Goal of the exercise: Return each line that holds the word "техническим".
-- start of Working data --
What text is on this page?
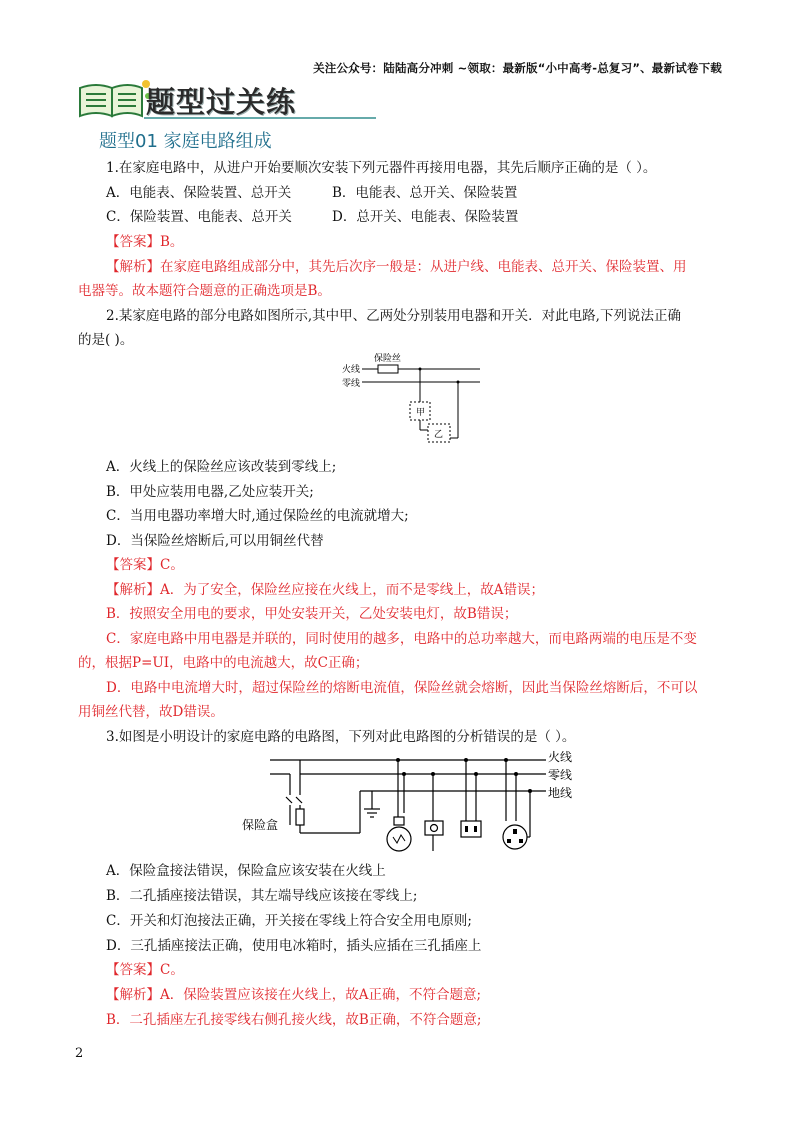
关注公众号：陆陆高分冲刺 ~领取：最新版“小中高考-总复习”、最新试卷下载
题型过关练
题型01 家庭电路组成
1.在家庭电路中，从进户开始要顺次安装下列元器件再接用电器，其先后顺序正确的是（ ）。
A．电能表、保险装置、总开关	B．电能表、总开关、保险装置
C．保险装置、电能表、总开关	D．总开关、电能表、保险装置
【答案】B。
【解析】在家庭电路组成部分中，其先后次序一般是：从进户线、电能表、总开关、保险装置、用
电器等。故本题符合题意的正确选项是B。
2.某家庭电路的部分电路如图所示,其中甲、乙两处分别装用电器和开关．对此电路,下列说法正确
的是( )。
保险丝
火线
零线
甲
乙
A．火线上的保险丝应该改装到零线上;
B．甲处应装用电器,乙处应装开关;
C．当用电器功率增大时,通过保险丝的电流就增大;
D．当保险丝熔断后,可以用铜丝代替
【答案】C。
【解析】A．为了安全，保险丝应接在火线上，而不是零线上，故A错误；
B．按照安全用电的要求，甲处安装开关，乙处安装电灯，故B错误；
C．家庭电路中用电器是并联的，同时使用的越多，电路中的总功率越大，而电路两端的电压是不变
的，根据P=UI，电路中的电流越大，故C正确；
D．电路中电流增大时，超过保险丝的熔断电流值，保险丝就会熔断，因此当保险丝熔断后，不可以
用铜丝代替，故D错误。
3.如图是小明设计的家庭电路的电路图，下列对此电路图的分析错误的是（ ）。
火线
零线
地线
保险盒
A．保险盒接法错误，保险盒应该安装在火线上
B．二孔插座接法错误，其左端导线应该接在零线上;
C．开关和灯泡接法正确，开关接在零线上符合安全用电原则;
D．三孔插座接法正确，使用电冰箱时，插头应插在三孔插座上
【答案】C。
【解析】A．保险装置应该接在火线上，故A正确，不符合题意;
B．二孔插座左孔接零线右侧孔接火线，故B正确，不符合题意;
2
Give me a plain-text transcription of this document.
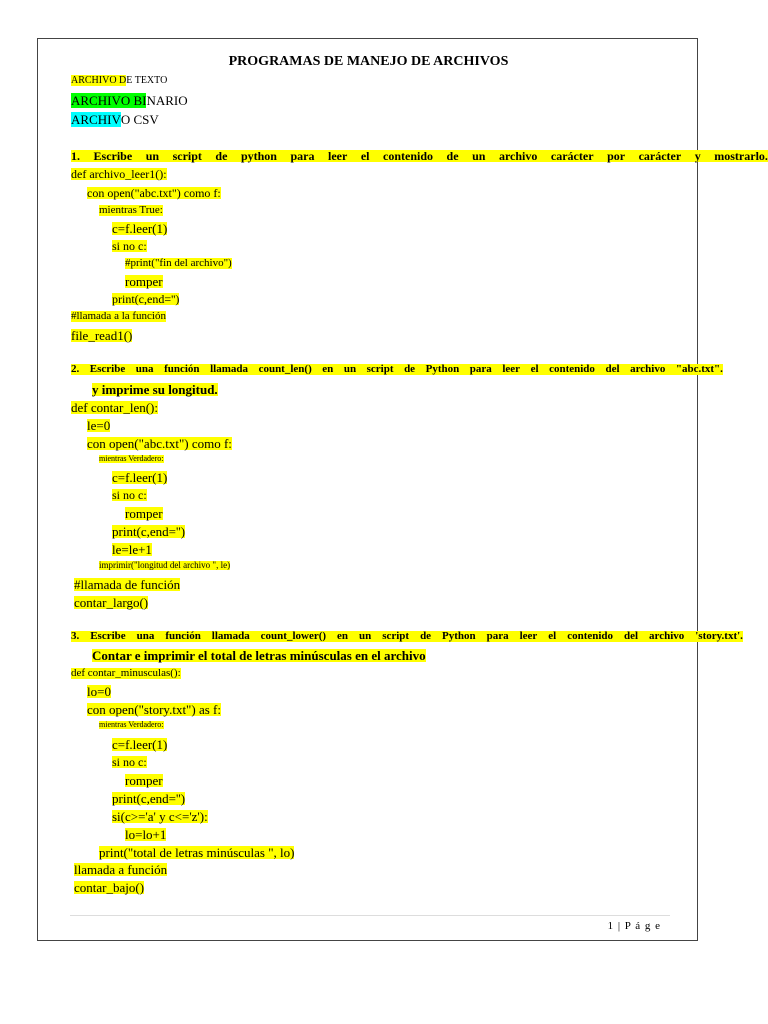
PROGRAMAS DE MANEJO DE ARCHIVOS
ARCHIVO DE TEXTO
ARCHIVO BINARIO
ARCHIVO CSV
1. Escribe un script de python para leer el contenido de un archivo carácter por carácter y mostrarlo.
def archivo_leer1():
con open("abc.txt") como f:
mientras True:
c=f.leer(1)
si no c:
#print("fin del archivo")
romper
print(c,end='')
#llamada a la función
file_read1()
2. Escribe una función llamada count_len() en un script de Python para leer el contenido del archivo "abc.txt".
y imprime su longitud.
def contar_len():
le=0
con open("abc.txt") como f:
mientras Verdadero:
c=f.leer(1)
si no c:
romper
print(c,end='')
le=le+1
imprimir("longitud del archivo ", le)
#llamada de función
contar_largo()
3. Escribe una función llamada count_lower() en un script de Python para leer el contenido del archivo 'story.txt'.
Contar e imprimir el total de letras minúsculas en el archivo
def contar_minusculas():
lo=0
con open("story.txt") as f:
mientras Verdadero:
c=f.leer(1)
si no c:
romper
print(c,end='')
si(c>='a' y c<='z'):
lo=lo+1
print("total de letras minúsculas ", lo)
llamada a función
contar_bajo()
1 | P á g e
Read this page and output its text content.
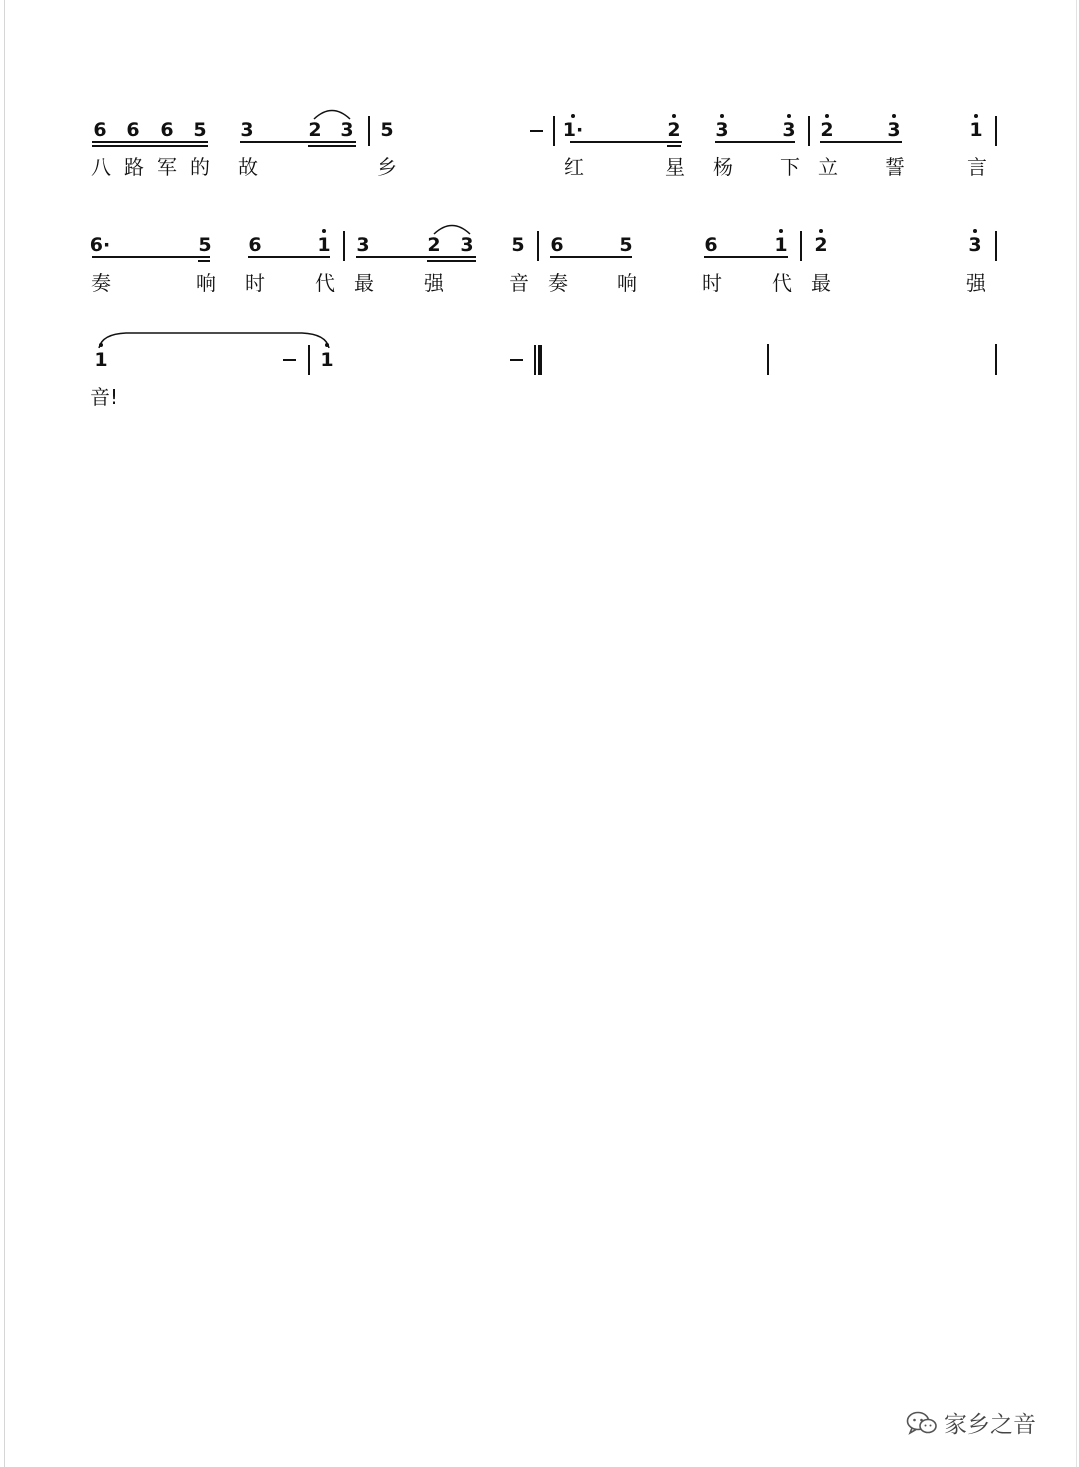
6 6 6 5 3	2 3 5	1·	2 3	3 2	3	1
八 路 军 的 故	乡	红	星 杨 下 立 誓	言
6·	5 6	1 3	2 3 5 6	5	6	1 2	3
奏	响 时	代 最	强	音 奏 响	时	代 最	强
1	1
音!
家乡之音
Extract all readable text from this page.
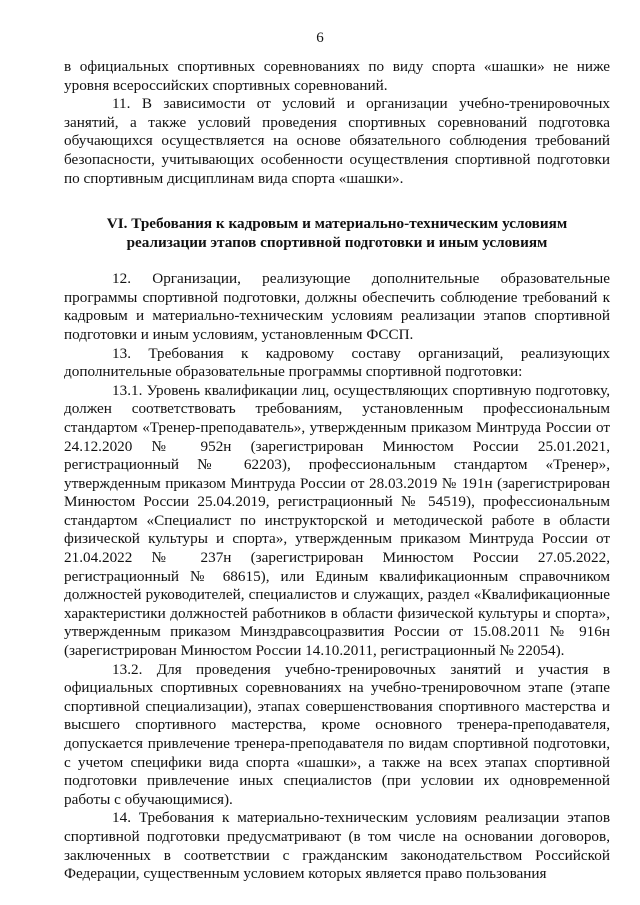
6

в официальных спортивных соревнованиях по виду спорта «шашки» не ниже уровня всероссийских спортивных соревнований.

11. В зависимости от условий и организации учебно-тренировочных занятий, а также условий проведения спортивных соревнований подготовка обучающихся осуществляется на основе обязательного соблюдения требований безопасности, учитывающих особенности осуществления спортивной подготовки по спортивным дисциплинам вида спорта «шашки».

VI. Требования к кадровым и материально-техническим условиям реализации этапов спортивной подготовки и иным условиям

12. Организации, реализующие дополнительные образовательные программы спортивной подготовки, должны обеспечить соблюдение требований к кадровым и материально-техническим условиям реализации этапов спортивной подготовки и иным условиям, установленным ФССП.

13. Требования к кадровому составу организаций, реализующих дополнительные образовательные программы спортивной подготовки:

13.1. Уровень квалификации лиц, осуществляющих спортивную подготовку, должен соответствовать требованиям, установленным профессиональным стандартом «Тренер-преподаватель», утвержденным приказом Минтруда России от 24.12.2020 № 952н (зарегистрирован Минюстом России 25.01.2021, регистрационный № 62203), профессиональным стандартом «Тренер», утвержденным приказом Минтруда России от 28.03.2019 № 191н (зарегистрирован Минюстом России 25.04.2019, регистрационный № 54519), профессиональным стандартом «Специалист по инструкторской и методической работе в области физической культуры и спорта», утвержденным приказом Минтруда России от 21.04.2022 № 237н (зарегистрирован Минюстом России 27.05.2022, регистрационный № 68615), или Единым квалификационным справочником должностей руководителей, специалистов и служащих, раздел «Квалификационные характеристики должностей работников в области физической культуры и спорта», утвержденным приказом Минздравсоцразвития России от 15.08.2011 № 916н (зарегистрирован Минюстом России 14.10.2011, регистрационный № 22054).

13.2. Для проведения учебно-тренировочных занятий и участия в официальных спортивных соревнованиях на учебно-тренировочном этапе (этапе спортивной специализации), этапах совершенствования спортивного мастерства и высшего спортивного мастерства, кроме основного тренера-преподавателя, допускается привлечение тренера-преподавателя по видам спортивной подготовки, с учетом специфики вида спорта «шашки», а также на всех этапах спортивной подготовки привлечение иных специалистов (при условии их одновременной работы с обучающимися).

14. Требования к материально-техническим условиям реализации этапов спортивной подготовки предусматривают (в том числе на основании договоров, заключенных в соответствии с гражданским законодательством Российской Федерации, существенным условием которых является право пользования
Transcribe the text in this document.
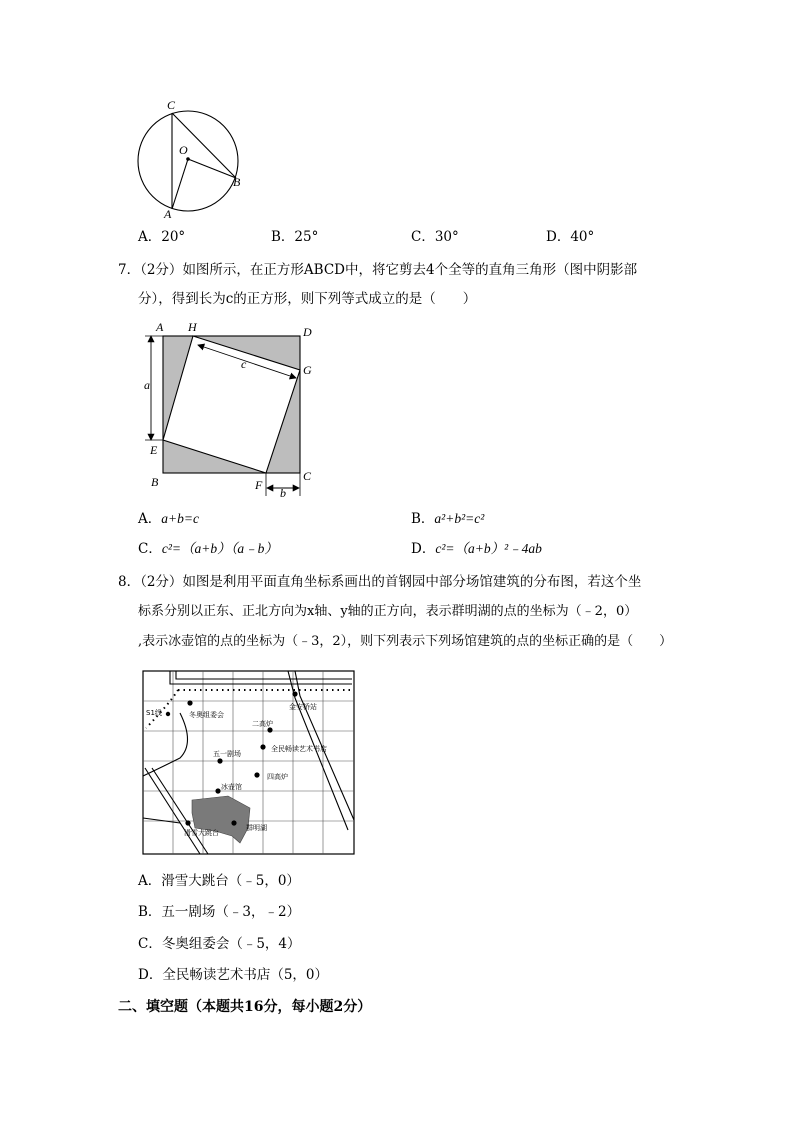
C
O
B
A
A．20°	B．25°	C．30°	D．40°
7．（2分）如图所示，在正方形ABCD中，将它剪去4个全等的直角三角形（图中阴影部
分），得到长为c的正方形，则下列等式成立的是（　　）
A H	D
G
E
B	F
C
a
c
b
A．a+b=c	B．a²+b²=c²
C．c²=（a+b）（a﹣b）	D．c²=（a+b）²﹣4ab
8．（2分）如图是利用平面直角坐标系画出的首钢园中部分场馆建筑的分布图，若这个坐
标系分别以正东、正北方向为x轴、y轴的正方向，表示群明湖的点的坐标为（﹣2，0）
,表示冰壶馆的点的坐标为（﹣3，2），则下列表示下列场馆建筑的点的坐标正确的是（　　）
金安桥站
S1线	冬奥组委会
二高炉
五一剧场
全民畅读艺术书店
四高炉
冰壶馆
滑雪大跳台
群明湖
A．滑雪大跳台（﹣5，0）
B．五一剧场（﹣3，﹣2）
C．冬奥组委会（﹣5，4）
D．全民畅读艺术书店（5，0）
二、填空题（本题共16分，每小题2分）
-- end of Working data --
The answer:
VI. Требования к кадровым и материально-техническим условиям реализации этапов спортивной подготовки и иным условиям
12. Организации, реализующие дополнительные образовательные программы спортивной подготовки, должны обеспечить соблюдение требований к кадровым и материально-техническим условиям реализации этапов спортивной подготовки и иным условиям, установленным ФССП.
14. Требования к материально-техническим условиям реализации этапов спортивной подготовки предусматривают (в том числе на основании договоров, заключенных в соответствии с гражданским законодательством Российской Федерации, существенным условием которых является право пользования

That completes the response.